>> Start Excerpted records

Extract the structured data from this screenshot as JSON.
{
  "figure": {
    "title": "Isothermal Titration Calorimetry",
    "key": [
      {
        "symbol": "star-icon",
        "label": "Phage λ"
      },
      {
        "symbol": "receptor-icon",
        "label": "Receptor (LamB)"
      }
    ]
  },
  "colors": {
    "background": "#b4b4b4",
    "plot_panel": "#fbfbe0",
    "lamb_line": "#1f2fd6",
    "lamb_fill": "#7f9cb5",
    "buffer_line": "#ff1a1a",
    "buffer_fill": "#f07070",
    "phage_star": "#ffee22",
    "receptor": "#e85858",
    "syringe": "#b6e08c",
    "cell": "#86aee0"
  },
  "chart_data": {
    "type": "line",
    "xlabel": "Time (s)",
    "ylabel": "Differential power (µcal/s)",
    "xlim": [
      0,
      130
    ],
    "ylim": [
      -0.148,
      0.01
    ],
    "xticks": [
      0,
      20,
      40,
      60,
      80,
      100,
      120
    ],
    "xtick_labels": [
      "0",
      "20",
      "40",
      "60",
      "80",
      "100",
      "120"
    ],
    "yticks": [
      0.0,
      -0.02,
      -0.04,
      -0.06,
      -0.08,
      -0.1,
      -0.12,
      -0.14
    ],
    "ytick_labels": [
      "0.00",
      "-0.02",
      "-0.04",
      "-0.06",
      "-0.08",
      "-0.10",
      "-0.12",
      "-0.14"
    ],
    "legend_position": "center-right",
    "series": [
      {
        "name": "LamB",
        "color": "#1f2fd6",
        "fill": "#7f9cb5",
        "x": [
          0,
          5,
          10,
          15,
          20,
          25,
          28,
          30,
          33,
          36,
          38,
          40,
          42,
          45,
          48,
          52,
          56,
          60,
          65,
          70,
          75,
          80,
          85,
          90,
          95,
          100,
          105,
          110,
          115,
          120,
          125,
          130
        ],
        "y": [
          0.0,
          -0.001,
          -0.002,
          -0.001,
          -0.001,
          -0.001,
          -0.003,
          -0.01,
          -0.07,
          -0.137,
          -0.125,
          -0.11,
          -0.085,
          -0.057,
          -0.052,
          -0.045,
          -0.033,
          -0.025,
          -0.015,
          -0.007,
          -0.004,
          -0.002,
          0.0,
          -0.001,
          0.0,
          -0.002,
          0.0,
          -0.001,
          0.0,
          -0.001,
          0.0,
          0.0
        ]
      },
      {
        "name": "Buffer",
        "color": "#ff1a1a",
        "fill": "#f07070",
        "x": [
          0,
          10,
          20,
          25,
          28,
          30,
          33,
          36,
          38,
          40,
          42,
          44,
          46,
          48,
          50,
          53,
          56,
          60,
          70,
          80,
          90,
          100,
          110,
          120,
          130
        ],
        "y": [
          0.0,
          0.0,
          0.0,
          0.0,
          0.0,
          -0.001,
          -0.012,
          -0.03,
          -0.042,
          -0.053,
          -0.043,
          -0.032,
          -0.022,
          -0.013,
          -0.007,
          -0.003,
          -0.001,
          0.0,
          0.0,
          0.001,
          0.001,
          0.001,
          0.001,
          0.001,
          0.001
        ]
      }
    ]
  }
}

>> End Excerpted records

- _Task directions_:
Quote the data above in full, changing nothing.

- _Solution to the exercise_:
Extract the structured data from this screenshot as JSON.
{
  "figure": {
    "title": "Isothermal Titration Calorimetry",
    "key": [
      {
        "symbol": "star-icon",
        "label": "Phage λ"
      },
      {
        "symbol": "receptor-icon",
        "label": "Receptor (LamB)"
      }
    ]
  },
  "colors": {
    "background": "#b4b4b4",
    "plot_panel": "#fbfbe0",
    "lamb_line": "#1f2fd6",
    "lamb_fill": "#7f9cb5",
    "buffer_line": "#ff1a1a",
    "buffer_fill": "#f07070",
    "phage_star": "#ffee22",
    "receptor": "#e85858",
    "syringe": "#b6e08c",
    "cell": "#86aee0"
  },
  "chart_data": {
    "type": "line",
    "xlabel": "Time (s)",
    "ylabel": "Differential power (µcal/s)",
    "xlim": [
      0,
      130
    ],
    "ylim": [
      -0.148,
      0.01
    ],
    "xticks": [
      0,
      20,
      40,
      60,
      80,
      100,
      120
    ],
    "xtick_labels": [
      "0",
      "20",
      "40",
      "60",
      "80",
      "100",
      "120"
    ],
    "yticks": [
      0.0,
      -0.02,
      -0.04,
      -0.06,
      -0.08,
      -0.1,
      -0.12,
      -0.14
    ],
    "ytick_labels": [
      "0.00",
      "-0.02",
      "-0.04",
      "-0.06",
      "-0.08",
      "-0.10",
      "-0.12",
      "-0.14"
    ],
    "legend_position": "center-right",
    "series": [
      {
        "name": "LamB",
        "color": "#1f2fd6",
        "fill": "#7f9cb5",
        "x": [
          0,
          5,
          10,
          15,
          20,
          25,
          28,
          30,
          33,
          36,
          38,
          40,
          42,
          45,
          48,
          52,
          56,
          60,
          65,
          70,
          75,
          80,
          85,
          90,
          95,
          100,
          105,
          110,
          115,
          120,
          125,
          130
        ],
        "y": [
          0.0,
          -0.001,
          -0.002,
          -0.001,
          -0.001,
          -0.001,
          -0.003,
          -0.01,
          -0.07,
          -0.137,
          -0.125,
          -0.11,
          -0.085,
          -0.057,
          -0.052,
          -0.045,
          -0.033,
          -0.025,
          -0.015,
          -0.007,
          -0.004,
          -0.002,
          0.0,
          -0.001,
          0.0,
          -0.002,
          0.0,
          -0.001,
          0.0,
          -0.001,
          0.0,
          0.0
        ]
      },
      {
        "name": "Buffer",
        "color": "#ff1a1a",
        "fill": "#f07070",
        "x": [
          0,
          10,
          20,
          25,
          28,
          30,
          33,
          36,
          38,
          40,
          42,
          44,
          46,
          48,
          50,
          53,
          56,
          60,
          70,
          80,
          90,
          100,
          110,
          120,
          130
        ],
        "y": [
          0.0,
          0.0,
          0.0,
          0.0,
          0.0,
          -0.001,
          -0.012,
          -0.03,
          -0.042,
          -0.053,
          -0.043,
          -0.032,
          -0.022,
          -0.013,
          -0.007,
          -0.003,
          -0.001,
          0.0,
          0.0,
          0.001,
          0.001,
          0.001,
          0.001,
          0.001,
          0.001
        ]
      }
    ]
  }
}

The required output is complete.